>> Begin RECORDS FOR THIS EXERCISE

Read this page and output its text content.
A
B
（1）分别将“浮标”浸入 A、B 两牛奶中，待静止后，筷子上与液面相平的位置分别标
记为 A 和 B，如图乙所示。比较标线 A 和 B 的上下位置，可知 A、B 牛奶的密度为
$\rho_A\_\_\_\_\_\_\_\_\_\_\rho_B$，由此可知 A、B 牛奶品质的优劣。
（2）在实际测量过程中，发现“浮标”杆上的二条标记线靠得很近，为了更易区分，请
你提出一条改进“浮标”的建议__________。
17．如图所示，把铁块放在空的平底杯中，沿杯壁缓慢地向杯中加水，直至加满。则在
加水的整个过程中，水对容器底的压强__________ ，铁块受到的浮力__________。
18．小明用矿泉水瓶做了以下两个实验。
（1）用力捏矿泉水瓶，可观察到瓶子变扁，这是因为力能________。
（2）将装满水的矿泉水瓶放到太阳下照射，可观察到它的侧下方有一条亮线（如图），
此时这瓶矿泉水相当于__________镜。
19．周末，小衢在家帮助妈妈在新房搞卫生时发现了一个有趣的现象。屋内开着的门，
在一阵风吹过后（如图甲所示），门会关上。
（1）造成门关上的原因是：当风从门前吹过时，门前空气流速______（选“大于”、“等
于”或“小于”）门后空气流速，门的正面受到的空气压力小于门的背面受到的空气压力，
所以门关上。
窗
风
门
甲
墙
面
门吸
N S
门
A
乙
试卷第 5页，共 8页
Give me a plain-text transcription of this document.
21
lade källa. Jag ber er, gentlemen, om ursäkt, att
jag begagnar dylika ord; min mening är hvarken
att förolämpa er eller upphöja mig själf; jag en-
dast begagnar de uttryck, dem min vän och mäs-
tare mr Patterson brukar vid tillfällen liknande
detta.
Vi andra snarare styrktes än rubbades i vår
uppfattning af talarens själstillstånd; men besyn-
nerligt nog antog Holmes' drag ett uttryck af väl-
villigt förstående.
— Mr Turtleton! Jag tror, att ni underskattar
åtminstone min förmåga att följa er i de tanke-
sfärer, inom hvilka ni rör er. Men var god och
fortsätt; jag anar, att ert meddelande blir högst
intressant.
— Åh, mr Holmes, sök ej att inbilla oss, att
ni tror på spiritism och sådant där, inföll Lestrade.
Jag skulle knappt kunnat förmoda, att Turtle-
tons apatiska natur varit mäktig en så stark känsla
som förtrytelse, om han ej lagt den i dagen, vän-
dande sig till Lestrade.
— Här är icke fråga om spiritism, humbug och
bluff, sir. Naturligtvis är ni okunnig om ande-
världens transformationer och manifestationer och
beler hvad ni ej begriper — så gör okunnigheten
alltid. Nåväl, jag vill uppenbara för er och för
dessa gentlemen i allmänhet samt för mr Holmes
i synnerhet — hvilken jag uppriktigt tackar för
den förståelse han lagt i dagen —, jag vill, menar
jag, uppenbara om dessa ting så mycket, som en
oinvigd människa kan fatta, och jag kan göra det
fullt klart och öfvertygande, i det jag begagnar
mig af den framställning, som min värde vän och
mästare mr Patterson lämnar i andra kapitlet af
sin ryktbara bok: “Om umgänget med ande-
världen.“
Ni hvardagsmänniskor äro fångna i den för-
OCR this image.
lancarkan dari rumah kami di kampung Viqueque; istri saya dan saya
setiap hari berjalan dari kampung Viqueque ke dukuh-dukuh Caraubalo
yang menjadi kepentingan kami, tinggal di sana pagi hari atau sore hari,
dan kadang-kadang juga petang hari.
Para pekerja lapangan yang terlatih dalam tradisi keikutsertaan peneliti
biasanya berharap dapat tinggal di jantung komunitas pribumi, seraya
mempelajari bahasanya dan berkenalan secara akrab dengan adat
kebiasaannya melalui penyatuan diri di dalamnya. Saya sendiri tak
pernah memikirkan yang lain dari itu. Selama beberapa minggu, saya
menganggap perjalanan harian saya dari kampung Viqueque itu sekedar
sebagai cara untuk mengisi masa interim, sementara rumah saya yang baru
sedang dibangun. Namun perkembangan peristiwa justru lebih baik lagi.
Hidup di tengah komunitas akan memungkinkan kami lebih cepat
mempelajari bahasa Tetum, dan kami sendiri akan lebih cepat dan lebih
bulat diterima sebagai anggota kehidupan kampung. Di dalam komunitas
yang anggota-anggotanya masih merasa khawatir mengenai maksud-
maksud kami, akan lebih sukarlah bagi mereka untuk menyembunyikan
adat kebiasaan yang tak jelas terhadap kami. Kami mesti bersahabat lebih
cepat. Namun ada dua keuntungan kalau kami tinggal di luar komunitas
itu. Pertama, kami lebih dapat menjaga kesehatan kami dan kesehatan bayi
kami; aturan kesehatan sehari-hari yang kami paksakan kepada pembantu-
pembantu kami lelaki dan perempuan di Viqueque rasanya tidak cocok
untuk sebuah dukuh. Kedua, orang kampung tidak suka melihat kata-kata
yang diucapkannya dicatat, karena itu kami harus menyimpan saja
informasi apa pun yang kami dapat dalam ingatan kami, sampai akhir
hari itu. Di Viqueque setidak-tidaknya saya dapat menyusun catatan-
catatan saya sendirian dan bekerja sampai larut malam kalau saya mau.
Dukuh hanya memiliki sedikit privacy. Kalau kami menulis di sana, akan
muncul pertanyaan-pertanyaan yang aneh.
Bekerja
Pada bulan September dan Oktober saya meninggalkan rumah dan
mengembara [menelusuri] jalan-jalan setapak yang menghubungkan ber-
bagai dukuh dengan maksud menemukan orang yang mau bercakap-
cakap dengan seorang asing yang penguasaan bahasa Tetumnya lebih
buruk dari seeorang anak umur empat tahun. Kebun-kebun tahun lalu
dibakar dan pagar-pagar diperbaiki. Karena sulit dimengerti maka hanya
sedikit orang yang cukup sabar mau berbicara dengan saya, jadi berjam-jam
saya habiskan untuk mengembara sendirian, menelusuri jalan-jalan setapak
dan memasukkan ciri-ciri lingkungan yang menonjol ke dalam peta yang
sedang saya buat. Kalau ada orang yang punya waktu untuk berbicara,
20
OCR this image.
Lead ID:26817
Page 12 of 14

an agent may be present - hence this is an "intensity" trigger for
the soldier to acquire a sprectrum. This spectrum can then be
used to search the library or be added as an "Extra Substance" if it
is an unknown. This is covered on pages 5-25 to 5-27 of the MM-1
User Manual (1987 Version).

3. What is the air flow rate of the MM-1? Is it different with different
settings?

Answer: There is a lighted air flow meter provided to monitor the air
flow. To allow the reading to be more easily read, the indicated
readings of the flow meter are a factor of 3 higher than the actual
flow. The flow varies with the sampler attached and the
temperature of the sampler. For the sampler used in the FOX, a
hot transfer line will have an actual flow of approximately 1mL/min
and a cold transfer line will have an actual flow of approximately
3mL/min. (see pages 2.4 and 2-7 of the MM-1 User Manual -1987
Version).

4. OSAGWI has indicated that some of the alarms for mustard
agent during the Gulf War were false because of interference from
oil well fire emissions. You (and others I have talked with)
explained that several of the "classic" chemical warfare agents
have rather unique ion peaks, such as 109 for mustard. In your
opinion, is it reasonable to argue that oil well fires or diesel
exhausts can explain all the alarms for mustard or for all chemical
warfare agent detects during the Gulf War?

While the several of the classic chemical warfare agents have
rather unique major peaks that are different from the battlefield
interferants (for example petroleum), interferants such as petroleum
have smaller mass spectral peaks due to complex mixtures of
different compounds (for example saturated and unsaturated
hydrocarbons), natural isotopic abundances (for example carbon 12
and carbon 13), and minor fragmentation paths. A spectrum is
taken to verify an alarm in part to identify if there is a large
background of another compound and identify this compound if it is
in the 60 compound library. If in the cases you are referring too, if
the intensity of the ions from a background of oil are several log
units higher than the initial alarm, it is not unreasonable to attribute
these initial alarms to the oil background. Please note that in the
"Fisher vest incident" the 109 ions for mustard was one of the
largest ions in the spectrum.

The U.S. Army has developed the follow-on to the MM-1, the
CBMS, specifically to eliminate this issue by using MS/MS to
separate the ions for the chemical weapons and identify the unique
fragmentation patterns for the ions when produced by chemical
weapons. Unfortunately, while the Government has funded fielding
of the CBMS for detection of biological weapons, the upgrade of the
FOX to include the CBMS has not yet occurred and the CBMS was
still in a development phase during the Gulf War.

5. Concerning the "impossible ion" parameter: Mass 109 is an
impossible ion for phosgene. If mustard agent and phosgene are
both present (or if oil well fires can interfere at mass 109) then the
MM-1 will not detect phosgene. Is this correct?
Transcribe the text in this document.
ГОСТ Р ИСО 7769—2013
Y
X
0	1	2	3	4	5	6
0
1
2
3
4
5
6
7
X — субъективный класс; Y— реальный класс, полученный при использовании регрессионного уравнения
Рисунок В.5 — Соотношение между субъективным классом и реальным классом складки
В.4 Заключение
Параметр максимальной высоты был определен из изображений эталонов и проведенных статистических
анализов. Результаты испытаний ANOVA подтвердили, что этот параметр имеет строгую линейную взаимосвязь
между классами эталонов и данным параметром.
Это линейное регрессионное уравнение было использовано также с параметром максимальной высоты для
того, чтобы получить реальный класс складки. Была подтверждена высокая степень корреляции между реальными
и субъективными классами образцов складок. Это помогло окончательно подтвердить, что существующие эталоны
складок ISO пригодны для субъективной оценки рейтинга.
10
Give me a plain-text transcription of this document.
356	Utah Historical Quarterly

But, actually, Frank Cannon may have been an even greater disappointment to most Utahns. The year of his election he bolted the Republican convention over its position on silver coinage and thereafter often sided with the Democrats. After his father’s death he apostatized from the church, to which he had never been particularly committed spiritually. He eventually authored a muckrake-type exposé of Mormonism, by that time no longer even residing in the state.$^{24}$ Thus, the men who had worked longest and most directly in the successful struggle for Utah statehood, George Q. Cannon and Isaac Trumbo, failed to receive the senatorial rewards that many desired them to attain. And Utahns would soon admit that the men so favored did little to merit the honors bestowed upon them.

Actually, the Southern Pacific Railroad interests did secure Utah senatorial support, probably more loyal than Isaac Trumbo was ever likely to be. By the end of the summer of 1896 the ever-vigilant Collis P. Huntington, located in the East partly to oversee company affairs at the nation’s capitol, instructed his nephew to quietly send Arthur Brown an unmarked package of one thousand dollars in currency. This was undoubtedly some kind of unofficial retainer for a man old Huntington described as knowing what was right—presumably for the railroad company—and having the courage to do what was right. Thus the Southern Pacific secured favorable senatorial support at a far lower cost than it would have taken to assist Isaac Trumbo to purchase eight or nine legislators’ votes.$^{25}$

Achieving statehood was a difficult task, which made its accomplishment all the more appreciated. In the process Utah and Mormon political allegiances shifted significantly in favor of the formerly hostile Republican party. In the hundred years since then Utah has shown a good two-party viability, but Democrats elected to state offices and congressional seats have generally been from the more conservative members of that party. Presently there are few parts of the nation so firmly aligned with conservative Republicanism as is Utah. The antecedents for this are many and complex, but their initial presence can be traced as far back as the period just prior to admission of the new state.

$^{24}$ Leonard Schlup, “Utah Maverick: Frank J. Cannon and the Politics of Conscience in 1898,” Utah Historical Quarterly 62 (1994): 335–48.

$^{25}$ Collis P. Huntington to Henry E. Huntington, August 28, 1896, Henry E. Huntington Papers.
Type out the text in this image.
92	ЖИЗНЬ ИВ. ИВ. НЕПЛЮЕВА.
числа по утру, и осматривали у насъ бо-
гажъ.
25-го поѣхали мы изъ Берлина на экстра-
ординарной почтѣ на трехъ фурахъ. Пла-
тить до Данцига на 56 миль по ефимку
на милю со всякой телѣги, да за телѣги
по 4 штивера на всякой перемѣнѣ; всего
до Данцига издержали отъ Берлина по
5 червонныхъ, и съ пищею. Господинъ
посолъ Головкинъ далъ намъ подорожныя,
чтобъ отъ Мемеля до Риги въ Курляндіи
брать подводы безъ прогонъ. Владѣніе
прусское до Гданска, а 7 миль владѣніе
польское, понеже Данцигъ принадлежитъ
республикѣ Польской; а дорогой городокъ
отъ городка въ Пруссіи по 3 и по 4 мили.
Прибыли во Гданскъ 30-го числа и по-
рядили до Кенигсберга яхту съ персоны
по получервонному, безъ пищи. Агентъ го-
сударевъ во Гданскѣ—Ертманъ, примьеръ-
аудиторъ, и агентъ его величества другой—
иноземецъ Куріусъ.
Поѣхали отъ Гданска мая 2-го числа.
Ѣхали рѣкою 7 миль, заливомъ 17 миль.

>> End RECORDS FOR THIS EXERCISE

CHALLENGE
Find the word "approximately" in the entries above and gather every line that holds it.

RESULT BELOW
hot transfer line will have an actual flow of approximately 1mL/min
and a cold transfer line will have an actual flow of approximately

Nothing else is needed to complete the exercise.